TASK BRIEF |
Repeat the data that follows, word for word, without the images.

RECORDS FOR THIS EXERCISE |
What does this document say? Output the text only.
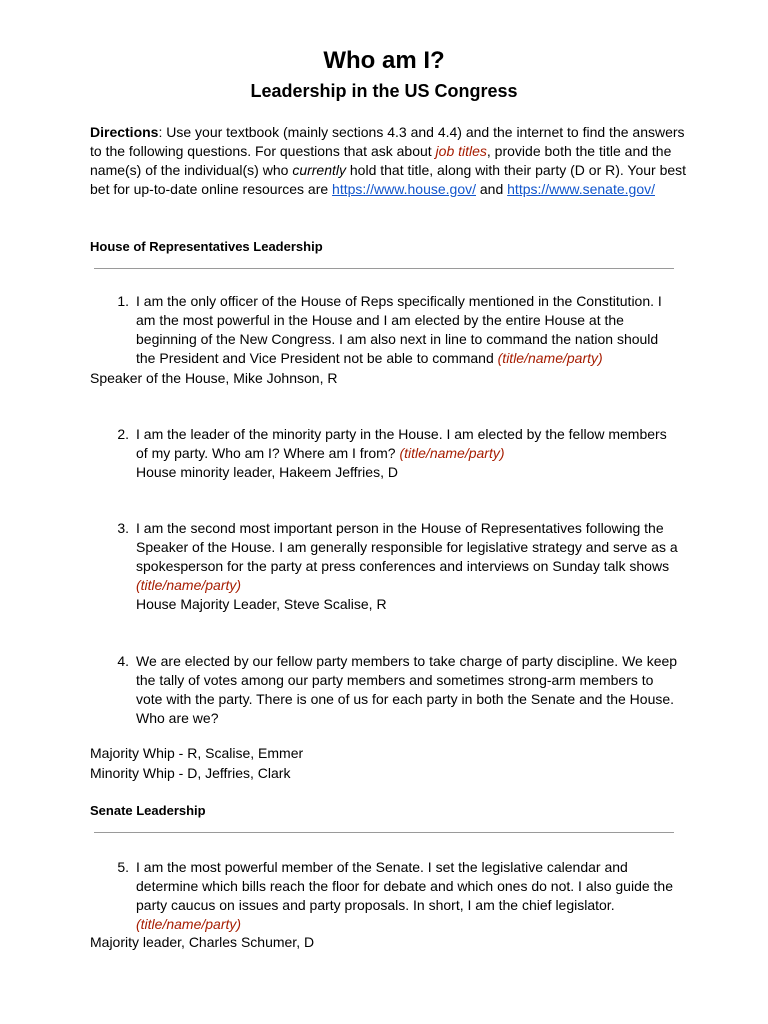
Who am I?
Leadership in the US Congress
Directions: Use your textbook (mainly sections 4.3 and 4.4) and the internet to find the answers to the following questions. For questions that ask about job titles, provide both the title and the name(s) of the individual(s) who currently hold that title, along with their party (D or R). Your best bet for up-to-date online resources are https://www.house.gov/ and https://www.senate.gov/
House of Representatives Leadership
1. I am the only officer of the House of Reps specifically mentioned in the Constitution. I am the most powerful in the House and I am elected by the entire House at the beginning of the New Congress. I am also next in line to command the nation should the President and Vice President not be able to command (title/name/party)
Speaker of the House, Mike Johnson, R
2. I am the leader of the minority party in the House. I am elected by the fellow members of my party. Who am I? Where am I from? (title/name/party)
House minority leader, Hakeem Jeffries, D
3. I am the second most important person in the House of Representatives following the Speaker of the House. I am generally responsible for legislative strategy and serve as a spokesperson for the party at press conferences and interviews on Sunday talk shows (title/name/party)
House Majority Leader, Steve Scalise, R
4. We are elected by our fellow party members to take charge of party discipline. We keep the tally of votes among our party members and sometimes strong-arm members to vote with the party. There is one of us for each party in both the Senate and the House. Who are we?
Majority Whip - R, Scalise, Emmer
Minority Whip - D, Jeffries, Clark
Senate Leadership
5. I am the most powerful member of the Senate. I set the legislative calendar and determine which bills reach the floor for debate and which ones do not. I also guide the party caucus on issues and party proposals. In short, I am the chief legislator. (title/name/party)
Majority leader, Charles Schumer, D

RESULT |
What does this document say? Output the text only.
Who am I?
Leadership in the US Congress
Directions: Use your textbook (mainly sections 4.3 and 4.4) and the internet to find the answers to the following questions. For questions that ask about job titles, provide both the title and the name(s) of the individual(s) who currently hold that title, along with their party (D or R). Your best bet for up-to-date online resources are https://www.house.gov/ and https://www.senate.gov/
House of Representatives Leadership
1. I am the only officer of the House of Reps specifically mentioned in the Constitution. I am the most powerful in the House and I am elected by the entire House at the beginning of the New Congress. I am also next in line to command the nation should the President and Vice President not be able to command (title/name/party)
Speaker of the House, Mike Johnson, R
2. I am the leader of the minority party in the House. I am elected by the fellow members of my party. Who am I? Where am I from? (title/name/party)
House minority leader, Hakeem Jeffries, D
3. I am the second most important person in the House of Representatives following the Speaker of the House. I am generally responsible for legislative strategy and serve as a spokesperson for the party at press conferences and interviews on Sunday talk shows (title/name/party)
House Majority Leader, Steve Scalise, R
4. We are elected by our fellow party members to take charge of party discipline. We keep the tally of votes among our party members and sometimes strong-arm members to vote with the party. There is one of us for each party in both the Senate and the House. Who are we?
Majority Whip - R, Scalise, Emmer
Minority Whip - D, Jeffries, Clark
Senate Leadership
5. I am the most powerful member of the Senate. I set the legislative calendar and determine which bills reach the floor for debate and which ones do not. I also guide the party caucus on issues and party proposals. In short, I am the chief legislator. (title/name/party)
Majority leader, Charles Schumer, D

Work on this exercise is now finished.